- **WHAT IS REQUIRED**
List all lines of the data containing the word "median".

- **MATERIAL SUPPLIED**
-- Start --

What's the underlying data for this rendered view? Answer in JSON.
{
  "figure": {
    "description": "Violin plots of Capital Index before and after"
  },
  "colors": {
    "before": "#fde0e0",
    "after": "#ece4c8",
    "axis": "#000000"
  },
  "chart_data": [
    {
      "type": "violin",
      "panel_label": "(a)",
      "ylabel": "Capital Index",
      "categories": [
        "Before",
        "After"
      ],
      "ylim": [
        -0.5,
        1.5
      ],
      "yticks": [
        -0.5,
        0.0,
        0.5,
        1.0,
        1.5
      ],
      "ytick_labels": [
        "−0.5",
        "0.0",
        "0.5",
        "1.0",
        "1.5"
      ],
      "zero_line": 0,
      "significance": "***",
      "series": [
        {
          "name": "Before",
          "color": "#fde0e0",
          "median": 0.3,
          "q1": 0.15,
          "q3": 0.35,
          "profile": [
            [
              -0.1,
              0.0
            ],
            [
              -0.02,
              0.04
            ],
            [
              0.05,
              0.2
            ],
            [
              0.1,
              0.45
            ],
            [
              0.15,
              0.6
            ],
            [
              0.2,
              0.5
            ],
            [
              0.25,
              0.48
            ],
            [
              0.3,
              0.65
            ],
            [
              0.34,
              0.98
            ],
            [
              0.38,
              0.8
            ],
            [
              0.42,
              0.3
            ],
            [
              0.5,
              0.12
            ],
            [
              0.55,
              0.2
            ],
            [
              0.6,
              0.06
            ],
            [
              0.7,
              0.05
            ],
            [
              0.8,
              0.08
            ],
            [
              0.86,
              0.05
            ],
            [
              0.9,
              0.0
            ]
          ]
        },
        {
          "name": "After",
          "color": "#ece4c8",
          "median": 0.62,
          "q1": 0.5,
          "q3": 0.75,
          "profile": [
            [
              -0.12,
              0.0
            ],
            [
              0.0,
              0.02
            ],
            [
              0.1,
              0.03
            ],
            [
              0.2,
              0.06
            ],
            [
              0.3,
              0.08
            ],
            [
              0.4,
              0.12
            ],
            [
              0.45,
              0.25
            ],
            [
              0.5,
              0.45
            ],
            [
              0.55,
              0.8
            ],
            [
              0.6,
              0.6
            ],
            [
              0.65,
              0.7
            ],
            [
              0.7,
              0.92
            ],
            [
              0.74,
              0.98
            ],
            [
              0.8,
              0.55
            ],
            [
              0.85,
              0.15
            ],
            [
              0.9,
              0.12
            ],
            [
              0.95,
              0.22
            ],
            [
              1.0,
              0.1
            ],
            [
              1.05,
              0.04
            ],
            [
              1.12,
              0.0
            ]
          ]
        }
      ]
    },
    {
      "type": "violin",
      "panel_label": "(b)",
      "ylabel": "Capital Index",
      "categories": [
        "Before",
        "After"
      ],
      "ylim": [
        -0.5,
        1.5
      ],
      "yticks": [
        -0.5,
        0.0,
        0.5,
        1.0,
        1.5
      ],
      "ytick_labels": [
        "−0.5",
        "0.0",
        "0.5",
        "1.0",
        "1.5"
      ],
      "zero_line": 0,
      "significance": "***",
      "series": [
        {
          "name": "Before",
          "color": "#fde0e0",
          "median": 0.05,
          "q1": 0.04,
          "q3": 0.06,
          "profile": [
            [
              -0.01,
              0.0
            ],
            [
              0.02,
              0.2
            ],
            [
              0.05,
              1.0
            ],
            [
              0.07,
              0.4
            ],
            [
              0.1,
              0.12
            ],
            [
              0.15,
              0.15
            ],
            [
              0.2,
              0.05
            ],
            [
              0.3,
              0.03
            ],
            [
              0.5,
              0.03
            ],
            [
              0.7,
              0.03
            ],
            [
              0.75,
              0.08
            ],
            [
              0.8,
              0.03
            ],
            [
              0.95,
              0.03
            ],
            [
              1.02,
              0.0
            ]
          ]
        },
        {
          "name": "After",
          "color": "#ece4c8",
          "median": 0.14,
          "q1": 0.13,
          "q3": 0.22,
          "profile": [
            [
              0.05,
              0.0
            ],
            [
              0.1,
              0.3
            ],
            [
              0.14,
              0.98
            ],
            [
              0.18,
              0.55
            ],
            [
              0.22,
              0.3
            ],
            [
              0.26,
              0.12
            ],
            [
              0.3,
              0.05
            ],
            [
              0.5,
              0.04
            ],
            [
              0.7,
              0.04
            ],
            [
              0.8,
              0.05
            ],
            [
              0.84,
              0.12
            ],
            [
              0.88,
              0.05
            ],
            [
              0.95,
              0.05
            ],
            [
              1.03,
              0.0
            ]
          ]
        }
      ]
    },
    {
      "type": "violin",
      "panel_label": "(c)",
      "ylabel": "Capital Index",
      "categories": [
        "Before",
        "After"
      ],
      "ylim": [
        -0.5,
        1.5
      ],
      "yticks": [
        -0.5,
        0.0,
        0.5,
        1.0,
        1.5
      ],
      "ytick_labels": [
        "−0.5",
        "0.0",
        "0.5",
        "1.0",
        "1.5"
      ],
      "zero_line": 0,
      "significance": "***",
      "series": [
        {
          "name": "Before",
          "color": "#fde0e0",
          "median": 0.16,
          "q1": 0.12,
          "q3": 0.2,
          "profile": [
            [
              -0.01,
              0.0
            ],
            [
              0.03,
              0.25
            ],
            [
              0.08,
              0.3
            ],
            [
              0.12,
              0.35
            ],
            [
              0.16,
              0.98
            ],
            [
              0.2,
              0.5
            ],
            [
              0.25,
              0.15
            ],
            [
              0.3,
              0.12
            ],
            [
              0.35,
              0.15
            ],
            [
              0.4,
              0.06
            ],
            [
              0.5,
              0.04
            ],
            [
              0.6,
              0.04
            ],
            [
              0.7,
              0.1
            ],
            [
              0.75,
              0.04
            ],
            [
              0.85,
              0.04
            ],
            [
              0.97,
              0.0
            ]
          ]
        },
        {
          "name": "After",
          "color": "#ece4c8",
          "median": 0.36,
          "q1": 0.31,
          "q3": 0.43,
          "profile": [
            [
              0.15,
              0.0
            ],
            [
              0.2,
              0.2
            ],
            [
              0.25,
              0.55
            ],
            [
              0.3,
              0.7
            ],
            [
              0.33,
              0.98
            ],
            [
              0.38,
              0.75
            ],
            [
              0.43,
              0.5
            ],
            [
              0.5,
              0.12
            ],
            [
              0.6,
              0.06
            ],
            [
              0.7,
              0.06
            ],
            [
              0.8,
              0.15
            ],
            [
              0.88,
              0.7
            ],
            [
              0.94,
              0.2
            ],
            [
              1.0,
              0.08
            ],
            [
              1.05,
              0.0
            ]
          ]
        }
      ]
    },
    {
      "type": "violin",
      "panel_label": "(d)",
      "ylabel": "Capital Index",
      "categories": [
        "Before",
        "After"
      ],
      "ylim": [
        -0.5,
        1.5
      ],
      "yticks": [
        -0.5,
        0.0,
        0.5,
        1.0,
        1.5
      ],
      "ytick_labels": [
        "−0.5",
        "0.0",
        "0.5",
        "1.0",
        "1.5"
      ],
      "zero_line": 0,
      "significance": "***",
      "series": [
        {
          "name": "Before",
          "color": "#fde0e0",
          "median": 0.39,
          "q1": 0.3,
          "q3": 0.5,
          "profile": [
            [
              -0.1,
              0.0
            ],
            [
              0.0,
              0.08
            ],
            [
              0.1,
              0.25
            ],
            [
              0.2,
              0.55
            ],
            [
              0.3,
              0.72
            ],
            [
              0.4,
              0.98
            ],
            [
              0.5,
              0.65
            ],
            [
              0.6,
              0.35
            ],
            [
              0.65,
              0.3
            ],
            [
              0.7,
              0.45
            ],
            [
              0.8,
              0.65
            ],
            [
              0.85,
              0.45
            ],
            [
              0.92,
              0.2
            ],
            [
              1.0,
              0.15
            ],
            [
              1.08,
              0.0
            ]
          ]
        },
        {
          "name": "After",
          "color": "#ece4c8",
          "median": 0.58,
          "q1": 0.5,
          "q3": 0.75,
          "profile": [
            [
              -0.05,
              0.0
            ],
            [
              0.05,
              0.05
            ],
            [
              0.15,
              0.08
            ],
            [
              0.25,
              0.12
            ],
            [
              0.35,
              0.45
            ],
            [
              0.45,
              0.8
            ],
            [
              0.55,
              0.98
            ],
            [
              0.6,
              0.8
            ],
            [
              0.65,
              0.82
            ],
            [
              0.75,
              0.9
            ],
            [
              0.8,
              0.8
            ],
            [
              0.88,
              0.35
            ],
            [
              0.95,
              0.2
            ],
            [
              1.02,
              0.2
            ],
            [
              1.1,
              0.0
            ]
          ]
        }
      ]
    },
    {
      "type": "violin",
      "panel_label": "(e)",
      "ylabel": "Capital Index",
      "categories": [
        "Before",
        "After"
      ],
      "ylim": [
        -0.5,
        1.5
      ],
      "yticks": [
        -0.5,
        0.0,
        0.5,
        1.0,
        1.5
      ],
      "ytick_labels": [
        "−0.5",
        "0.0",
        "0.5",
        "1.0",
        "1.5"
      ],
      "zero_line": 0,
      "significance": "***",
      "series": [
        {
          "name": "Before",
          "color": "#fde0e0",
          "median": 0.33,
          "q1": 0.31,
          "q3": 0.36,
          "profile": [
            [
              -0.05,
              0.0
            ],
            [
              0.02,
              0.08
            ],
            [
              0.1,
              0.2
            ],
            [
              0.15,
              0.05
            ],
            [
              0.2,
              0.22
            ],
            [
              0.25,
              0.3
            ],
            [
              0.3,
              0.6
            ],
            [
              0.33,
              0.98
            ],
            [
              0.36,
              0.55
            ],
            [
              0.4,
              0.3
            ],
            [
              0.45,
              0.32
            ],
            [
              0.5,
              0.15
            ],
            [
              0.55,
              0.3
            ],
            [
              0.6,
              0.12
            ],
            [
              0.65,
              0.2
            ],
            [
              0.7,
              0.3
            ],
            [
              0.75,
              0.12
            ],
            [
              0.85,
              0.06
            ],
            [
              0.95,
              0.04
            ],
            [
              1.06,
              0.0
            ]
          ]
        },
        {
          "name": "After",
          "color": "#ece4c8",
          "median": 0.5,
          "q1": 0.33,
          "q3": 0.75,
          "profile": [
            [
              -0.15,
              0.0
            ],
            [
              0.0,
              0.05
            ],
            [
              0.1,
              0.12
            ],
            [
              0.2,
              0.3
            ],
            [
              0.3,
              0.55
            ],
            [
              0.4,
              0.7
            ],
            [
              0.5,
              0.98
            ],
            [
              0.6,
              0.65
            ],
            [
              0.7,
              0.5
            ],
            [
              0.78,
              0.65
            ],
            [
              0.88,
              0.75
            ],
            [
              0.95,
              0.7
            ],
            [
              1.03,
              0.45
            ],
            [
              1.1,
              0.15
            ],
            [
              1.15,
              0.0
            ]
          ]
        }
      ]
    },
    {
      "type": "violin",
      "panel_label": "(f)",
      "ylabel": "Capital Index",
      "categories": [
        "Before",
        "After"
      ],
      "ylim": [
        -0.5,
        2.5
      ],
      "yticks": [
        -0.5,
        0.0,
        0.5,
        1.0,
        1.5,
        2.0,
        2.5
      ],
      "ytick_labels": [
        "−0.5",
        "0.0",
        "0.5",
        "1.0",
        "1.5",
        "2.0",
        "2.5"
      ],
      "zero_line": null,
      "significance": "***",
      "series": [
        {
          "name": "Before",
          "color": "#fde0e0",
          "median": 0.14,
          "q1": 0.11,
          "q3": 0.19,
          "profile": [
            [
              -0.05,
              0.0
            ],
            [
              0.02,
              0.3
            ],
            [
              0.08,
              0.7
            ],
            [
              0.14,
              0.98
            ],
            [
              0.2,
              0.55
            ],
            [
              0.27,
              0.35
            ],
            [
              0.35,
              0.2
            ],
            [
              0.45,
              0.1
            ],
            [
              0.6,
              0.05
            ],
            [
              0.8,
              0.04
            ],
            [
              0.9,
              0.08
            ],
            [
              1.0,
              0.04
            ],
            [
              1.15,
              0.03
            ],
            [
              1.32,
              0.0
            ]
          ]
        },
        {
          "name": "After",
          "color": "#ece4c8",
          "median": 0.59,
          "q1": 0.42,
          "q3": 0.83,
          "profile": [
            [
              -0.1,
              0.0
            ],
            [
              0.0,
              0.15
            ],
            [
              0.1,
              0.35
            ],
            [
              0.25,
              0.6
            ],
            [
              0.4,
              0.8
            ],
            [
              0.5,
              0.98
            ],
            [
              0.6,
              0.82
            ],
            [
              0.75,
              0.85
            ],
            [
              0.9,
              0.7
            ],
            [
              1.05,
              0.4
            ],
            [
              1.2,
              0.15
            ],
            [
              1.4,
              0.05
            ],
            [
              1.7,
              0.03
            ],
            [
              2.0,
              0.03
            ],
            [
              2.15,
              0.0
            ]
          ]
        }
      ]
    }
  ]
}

-- End --

- **RESULT FOR THIS EXERCISE**
          "median": 0.3,
          "median": 0.62,
          "median": 0.05,
          "median": 0.14,
          "median": 0.16,
          "median": 0.36,
          "median": 0.39,
          "median": 0.58,
          "median": 0.33,
          "median": 0.5,
          "median": 0.14,
          "median": 0.59,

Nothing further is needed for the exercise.